-- STATED GOAL --
Extract the complete listing and repeat it word for word.

-- MATERIAL SHOWN --
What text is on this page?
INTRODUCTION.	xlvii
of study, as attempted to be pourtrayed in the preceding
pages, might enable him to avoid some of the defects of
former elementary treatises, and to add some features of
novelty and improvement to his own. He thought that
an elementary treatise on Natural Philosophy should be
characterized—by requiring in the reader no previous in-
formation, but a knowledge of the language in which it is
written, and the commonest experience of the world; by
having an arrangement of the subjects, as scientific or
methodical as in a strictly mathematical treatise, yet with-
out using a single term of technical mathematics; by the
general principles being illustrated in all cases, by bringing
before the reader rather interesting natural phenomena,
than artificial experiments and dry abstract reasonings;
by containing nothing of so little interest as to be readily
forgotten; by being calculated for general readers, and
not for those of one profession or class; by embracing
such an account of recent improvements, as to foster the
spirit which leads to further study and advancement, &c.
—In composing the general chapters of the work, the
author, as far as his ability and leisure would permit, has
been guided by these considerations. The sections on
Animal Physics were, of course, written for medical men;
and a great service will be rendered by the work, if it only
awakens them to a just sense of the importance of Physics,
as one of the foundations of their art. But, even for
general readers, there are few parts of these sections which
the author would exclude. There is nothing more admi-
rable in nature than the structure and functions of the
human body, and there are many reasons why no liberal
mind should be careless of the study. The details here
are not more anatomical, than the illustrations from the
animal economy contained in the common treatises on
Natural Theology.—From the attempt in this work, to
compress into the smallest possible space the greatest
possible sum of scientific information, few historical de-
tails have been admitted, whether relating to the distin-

-- SOLUTION BELOW --
What text is on this page?
INTRODUCTION.	xlvii
of study, as attempted to be pourtrayed in the preceding
pages, might enable him to avoid some of the defects of
former elementary treatises, and to add some features of
novelty and improvement to his own. He thought that
an elementary treatise on Natural Philosophy should be
characterized—by requiring in the reader no previous in-
formation, but a knowledge of the language in which it is
written, and the commonest experience of the world; by
having an arrangement of the subjects, as scientific or
methodical as in a strictly mathematical treatise, yet with-
out using a single term of technical mathematics; by the
general principles being illustrated in all cases, by bringing
before the reader rather interesting natural phenomena,
than artificial experiments and dry abstract reasonings;
by containing nothing of so little interest as to be readily
forgotten; by being calculated for general readers, and
not for those of one profession or class; by embracing
such an account of recent improvements, as to foster the
spirit which leads to further study and advancement, &c.
—In composing the general chapters of the work, the
author, as far as his ability and leisure would permit, has
been guided by these considerations. The sections on
Animal Physics were, of course, written for medical men;
and a great service will be rendered by the work, if it only
awakens them to a just sense of the importance of Physics,
as one of the foundations of their art. But, even for
general readers, there are few parts of these sections which
the author would exclude. There is nothing more admi-
rable in nature than the structure and functions of the
human body, and there are many reasons why no liberal
mind should be careless of the study. The details here
are not more anatomical, than the illustrations from the
animal economy contained in the common treatises on
Natural Theology.—From the attempt in this work, to
compress into the smallest possible space the greatest
possible sum of scientific information, few historical de-
tails have been admitted, whether relating to the distin-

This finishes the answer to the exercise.